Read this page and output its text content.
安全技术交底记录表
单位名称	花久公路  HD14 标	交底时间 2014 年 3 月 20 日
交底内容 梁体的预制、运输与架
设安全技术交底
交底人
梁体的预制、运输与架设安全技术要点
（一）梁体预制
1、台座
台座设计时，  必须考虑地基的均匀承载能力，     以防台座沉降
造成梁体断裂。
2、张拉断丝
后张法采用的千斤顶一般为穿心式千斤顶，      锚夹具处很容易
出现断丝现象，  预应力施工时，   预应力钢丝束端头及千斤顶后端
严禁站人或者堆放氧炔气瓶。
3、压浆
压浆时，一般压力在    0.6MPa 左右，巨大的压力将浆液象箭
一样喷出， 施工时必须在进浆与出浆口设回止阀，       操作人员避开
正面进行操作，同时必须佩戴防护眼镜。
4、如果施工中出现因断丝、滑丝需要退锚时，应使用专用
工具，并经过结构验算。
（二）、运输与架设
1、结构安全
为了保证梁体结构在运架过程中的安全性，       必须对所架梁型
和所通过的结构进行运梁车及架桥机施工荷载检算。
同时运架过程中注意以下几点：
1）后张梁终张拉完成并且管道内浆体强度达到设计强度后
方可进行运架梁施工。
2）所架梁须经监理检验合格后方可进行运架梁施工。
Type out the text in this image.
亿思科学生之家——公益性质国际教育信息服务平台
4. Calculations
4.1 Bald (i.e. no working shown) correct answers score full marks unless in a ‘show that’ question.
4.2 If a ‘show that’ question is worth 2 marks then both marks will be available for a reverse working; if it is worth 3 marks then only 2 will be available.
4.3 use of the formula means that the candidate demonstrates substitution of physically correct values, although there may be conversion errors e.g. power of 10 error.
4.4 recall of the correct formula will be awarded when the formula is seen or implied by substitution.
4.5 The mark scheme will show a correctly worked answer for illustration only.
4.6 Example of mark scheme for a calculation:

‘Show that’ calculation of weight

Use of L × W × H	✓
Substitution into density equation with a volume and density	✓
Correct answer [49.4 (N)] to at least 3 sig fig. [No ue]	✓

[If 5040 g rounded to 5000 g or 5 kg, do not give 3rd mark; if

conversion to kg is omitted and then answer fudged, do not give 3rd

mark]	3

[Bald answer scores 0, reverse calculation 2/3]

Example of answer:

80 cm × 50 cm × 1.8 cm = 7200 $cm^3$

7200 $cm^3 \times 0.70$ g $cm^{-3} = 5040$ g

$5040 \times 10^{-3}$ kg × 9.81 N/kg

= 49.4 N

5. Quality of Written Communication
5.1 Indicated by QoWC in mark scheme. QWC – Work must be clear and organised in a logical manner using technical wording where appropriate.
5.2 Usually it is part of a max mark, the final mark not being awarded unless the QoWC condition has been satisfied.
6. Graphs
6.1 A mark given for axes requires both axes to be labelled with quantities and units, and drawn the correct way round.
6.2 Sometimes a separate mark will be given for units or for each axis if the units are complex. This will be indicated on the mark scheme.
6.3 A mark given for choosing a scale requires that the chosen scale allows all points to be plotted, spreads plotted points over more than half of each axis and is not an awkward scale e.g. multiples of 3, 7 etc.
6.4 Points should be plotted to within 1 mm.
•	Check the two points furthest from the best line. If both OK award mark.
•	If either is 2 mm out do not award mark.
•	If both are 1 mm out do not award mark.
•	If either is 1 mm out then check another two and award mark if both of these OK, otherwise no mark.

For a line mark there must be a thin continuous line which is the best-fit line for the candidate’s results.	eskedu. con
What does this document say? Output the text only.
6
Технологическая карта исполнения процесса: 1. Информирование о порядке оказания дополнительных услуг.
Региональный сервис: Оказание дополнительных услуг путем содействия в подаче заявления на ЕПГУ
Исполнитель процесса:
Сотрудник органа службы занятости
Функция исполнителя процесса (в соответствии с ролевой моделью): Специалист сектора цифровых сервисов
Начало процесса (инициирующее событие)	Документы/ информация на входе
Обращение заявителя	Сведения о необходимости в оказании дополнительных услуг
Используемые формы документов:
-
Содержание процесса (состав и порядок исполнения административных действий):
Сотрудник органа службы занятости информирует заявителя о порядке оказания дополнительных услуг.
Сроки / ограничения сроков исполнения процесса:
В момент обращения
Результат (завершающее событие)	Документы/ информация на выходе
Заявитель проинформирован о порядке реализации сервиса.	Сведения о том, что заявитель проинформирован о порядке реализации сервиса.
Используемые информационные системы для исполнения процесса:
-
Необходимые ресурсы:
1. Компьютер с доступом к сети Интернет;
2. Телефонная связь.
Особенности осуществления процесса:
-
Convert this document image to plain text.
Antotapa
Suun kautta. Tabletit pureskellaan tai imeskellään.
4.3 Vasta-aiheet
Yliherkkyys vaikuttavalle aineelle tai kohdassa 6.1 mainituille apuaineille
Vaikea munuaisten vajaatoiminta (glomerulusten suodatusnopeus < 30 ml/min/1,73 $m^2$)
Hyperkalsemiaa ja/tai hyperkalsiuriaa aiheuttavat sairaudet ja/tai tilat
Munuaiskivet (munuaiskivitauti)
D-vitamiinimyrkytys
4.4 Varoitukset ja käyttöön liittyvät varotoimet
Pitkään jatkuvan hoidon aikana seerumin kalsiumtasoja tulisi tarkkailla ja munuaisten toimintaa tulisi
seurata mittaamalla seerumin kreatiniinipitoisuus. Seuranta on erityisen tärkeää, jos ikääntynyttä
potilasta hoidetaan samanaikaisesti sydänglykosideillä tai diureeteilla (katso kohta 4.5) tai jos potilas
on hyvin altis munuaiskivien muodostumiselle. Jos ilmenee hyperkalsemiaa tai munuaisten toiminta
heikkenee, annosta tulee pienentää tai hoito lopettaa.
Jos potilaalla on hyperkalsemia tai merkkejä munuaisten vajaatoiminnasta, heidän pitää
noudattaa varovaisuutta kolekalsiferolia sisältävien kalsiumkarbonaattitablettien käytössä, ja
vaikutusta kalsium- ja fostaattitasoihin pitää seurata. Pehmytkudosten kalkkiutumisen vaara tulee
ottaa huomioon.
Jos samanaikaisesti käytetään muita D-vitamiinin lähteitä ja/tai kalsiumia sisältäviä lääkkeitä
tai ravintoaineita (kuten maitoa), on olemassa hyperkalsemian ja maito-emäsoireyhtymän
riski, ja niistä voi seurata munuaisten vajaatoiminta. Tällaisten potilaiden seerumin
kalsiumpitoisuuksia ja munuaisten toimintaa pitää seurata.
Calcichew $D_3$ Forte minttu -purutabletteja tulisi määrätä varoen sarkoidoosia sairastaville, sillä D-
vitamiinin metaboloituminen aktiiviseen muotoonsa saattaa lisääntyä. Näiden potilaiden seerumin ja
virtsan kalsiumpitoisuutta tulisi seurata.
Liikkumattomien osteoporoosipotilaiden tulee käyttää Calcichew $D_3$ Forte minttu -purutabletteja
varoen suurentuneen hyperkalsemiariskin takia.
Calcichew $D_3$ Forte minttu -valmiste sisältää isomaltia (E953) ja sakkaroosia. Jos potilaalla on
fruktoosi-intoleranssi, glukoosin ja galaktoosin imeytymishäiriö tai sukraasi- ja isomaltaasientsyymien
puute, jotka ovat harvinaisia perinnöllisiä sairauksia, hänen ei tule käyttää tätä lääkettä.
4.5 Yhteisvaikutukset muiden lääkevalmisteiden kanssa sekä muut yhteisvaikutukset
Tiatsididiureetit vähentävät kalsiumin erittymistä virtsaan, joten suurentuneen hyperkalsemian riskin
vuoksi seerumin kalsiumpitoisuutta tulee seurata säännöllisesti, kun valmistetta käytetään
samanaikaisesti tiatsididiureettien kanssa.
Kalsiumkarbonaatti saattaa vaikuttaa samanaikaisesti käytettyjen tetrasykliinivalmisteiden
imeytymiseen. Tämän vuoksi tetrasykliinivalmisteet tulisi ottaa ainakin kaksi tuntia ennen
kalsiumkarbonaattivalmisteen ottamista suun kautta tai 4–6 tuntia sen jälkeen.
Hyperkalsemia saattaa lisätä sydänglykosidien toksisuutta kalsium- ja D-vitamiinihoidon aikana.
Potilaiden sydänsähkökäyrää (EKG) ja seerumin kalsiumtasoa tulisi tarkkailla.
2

WHAT IS REQUIRED —
Read through the lines above and collect those that contain the string "seerumin".

FULL SOLUTION —
Pitkään jatkuvan hoidon aikana seerumin kalsiumtasoja tulisi tarkkailla ja munuaisten toimintaa tulisi
seurata mittaamalla seerumin kreatiniinipitoisuus. Seuranta on erityisen tärkeää, jos ikääntynyttä
riski, ja niistä voi seurata munuaisten vajaatoiminta. Tällaisten potilaiden seerumin
vitamiinin metaboloituminen aktiiviseen muotoonsa saattaa lisääntyä. Näiden potilaiden seerumin ja
vuoksi seerumin kalsiumpitoisuutta tulee seurata säännöllisesti, kun valmistetta käytetään
Potilaiden sydänsähkökäyrää (EKG) ja seerumin kalsiumtasoa tulisi tarkkailla.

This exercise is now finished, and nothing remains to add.